Required work - Repeat the records below exactly, leaving out any pictures.

Given entries -
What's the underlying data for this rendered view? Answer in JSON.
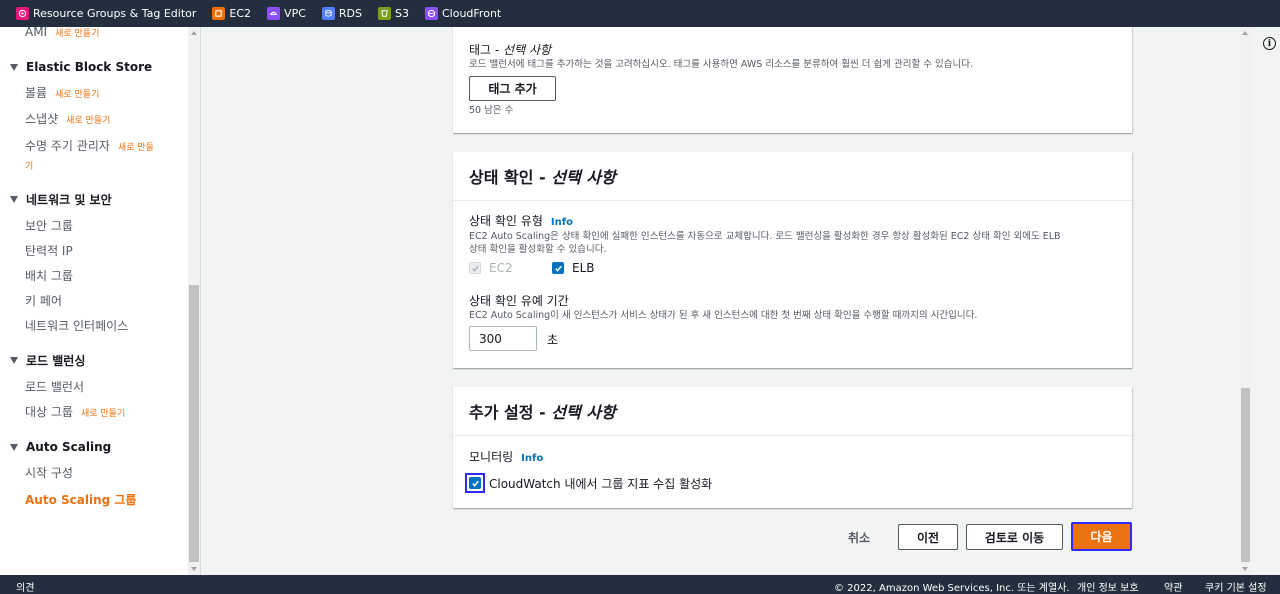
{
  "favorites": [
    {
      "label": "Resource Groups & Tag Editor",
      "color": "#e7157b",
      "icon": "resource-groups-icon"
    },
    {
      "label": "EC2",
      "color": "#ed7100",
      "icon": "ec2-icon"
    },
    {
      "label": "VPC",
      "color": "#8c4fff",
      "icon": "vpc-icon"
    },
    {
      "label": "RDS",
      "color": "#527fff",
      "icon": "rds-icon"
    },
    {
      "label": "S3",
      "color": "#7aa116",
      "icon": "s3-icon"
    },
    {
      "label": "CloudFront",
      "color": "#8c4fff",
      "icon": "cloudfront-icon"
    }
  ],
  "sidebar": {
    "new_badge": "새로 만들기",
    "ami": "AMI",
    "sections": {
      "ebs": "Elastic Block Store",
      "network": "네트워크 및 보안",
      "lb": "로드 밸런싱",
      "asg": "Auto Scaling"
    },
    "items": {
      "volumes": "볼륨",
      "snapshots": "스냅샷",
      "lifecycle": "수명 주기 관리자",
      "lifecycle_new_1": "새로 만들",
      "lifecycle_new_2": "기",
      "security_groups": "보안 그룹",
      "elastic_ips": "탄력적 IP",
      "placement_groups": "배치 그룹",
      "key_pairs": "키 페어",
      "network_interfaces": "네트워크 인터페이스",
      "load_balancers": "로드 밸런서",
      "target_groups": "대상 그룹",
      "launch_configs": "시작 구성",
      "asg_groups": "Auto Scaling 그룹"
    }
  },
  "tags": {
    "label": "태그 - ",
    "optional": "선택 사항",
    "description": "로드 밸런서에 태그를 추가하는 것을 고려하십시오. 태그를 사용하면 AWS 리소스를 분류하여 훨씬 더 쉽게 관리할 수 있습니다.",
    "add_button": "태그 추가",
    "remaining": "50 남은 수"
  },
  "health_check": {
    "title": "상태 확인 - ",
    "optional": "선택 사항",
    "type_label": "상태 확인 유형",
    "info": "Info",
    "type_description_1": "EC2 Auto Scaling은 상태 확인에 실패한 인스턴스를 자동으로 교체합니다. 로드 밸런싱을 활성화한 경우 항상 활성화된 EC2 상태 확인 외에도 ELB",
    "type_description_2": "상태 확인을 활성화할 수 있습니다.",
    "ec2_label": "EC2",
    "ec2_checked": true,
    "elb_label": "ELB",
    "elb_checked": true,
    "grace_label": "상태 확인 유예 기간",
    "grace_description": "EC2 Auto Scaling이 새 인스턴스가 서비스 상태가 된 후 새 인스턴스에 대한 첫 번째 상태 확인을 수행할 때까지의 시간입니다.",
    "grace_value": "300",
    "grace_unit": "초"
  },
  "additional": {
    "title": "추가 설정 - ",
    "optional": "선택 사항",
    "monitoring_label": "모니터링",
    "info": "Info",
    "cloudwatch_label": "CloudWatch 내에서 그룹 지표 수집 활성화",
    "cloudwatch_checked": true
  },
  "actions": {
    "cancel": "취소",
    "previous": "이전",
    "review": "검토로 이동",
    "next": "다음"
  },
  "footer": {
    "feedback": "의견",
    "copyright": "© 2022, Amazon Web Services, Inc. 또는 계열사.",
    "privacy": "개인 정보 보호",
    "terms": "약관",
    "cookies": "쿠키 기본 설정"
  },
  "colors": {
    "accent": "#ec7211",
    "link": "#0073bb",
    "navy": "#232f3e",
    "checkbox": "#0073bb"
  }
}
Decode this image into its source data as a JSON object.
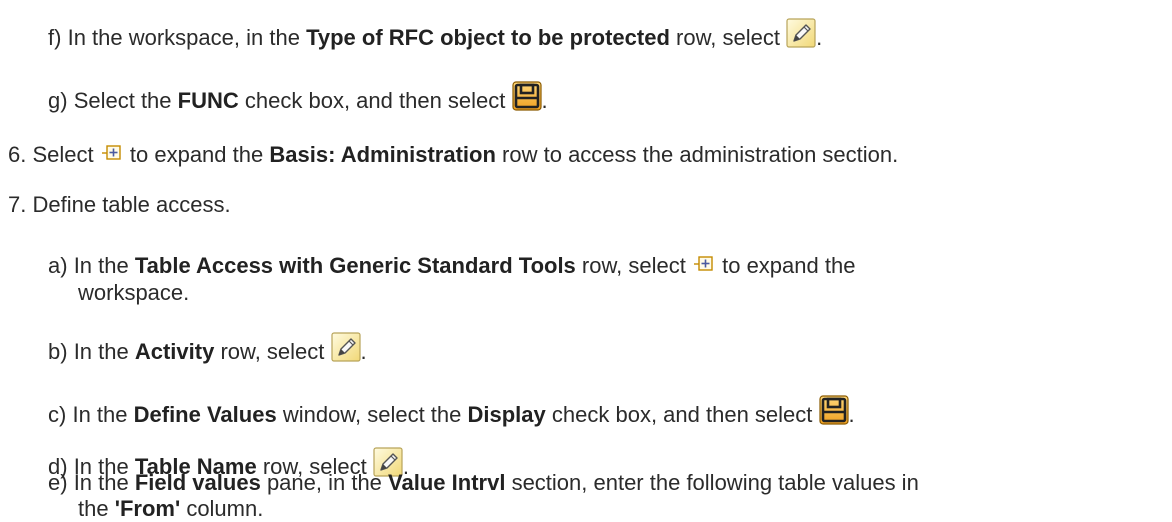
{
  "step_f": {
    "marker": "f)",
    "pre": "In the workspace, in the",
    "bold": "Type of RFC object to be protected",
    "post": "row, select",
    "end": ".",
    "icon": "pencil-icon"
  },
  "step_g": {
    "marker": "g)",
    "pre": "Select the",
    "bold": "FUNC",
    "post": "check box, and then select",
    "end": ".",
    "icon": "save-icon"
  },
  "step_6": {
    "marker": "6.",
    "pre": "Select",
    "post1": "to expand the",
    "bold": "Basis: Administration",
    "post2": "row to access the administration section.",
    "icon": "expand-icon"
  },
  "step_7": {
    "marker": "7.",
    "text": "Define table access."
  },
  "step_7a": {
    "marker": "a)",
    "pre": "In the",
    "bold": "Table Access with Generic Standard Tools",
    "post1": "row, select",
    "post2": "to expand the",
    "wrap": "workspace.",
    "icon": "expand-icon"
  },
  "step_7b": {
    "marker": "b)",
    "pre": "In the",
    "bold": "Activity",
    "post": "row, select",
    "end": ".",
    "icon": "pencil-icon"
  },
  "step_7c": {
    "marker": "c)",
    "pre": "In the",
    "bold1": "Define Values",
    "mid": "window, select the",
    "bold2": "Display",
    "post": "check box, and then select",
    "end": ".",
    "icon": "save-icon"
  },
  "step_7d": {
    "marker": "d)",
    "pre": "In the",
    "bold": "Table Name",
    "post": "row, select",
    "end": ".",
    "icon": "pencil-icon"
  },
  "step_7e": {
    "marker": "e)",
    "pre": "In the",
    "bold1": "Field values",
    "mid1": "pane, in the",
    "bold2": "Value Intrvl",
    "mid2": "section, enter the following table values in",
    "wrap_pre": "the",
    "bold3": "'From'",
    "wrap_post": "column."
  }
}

Response -
What's the underlying data for this rendered view? Answer in JSON.
{
  "favorites": [
    {
      "label": "Resource Groups & Tag Editor",
      "color": "#e7157b",
      "icon": "resource-groups-icon"
    },
    {
      "label": "EC2",
      "color": "#ed7100",
      "icon": "ec2-icon"
    },
    {
      "label": "VPC",
      "color": "#8c4fff",
      "icon": "vpc-icon"
    },
    {
      "label": "RDS",
      "color": "#527fff",
      "icon": "rds-icon"
    },
    {
      "label": "S3",
      "color": "#7aa116",
      "icon": "s3-icon"
    },
    {
      "label": "CloudFront",
      "color": "#8c4fff",
      "icon": "cloudfront-icon"
    }
  ],
  "sidebar": {
    "new_badge": "새로 만들기",
    "ami": "AMI",
    "sections": {
      "ebs": "Elastic Block Store",
      "network": "네트워크 및 보안",
      "lb": "로드 밸런싱",
      "asg": "Auto Scaling"
    },
    "items": {
      "volumes": "볼륨",
      "snapshots": "스냅샷",
      "lifecycle": "수명 주기 관리자",
      "lifecycle_new_1": "새로 만들",
      "lifecycle_new_2": "기",
      "security_groups": "보안 그룹",
      "elastic_ips": "탄력적 IP",
      "placement_groups": "배치 그룹",
      "key_pairs": "키 페어",
      "network_interfaces": "네트워크 인터페이스",
      "load_balancers": "로드 밸런서",
      "target_groups": "대상 그룹",
      "launch_configs": "시작 구성",
      "asg_groups": "Auto Scaling 그룹"
    }
  },
  "tags": {
    "label": "태그 - ",
    "optional": "선택 사항",
    "description": "로드 밸런서에 태그를 추가하는 것을 고려하십시오. 태그를 사용하면 AWS 리소스를 분류하여 훨씬 더 쉽게 관리할 수 있습니다.",
    "add_button": "태그 추가",
    "remaining": "50 남은 수"
  },
  "health_check": {
    "title": "상태 확인 - ",
    "optional": "선택 사항",
    "type_label": "상태 확인 유형",
    "info": "Info",
    "type_description_1": "EC2 Auto Scaling은 상태 확인에 실패한 인스턴스를 자동으로 교체합니다. 로드 밸런싱을 활성화한 경우 항상 활성화된 EC2 상태 확인 외에도 ELB",
    "type_description_2": "상태 확인을 활성화할 수 있습니다.",
    "ec2_label": "EC2",
    "ec2_checked": true,
    "elb_label": "ELB",
    "elb_checked": true,
    "grace_label": "상태 확인 유예 기간",
    "grace_description": "EC2 Auto Scaling이 새 인스턴스가 서비스 상태가 된 후 새 인스턴스에 대한 첫 번째 상태 확인을 수행할 때까지의 시간입니다.",
    "grace_value": "300",
    "grace_unit": "초"
  },
  "additional": {
    "title": "추가 설정 - ",
    "optional": "선택 사항",
    "monitoring_label": "모니터링",
    "info": "Info",
    "cloudwatch_label": "CloudWatch 내에서 그룹 지표 수집 활성화",
    "cloudwatch_checked": true
  },
  "actions": {
    "cancel": "취소",
    "previous": "이전",
    "review": "검토로 이동",
    "next": "다음"
  },
  "footer": {
    "feedback": "의견",
    "copyright": "© 2022, Amazon Web Services, Inc. 또는 계열사.",
    "privacy": "개인 정보 보호",
    "terms": "약관",
    "cookies": "쿠키 기본 설정"
  },
  "colors": {
    "accent": "#ec7211",
    "link": "#0073bb",
    "navy": "#232f3e",
    "checkbox": "#0073bb"
  }
}
Decode this image into its source data as a JSON object.
{
  "step_f": {
    "marker": "f)",
    "pre": "In the workspace, in the",
    "bold": "Type of RFC object to be protected",
    "post": "row, select",
    "end": ".",
    "icon": "pencil-icon"
  },
  "step_g": {
    "marker": "g)",
    "pre": "Select the",
    "bold": "FUNC",
    "post": "check box, and then select",
    "end": ".",
    "icon": "save-icon"
  },
  "step_6": {
    "marker": "6.",
    "pre": "Select",
    "post1": "to expand the",
    "bold": "Basis: Administration",
    "post2": "row to access the administration section.",
    "icon": "expand-icon"
  },
  "step_7": {
    "marker": "7.",
    "text": "Define table access."
  },
  "step_7a": {
    "marker": "a)",
    "pre": "In the",
    "bold": "Table Access with Generic Standard Tools",
    "post1": "row, select",
    "post2": "to expand the",
    "wrap": "workspace.",
    "icon": "expand-icon"
  },
  "step_7b": {
    "marker": "b)",
    "pre": "In the",
    "bold": "Activity",
    "post": "row, select",
    "end": ".",
    "icon": "pencil-icon"
  },
  "step_7c": {
    "marker": "c)",
    "pre": "In the",
    "bold1": "Define Values",
    "mid": "window, select the",
    "bold2": "Display",
    "post": "check box, and then select",
    "end": ".",
    "icon": "save-icon"
  },
  "step_7d": {
    "marker": "d)",
    "pre": "In the",
    "bold": "Table Name",
    "post": "row, select",
    "end": ".",
    "icon": "pencil-icon"
  },
  "step_7e": {
    "marker": "e)",
    "pre": "In the",
    "bold1": "Field values",
    "mid1": "pane, in the",
    "bold2": "Value Intrvl",
    "mid2": "section, enter the following table values in",
    "wrap_pre": "the",
    "bold3": "'From'",
    "wrap_post": "column."
  }
}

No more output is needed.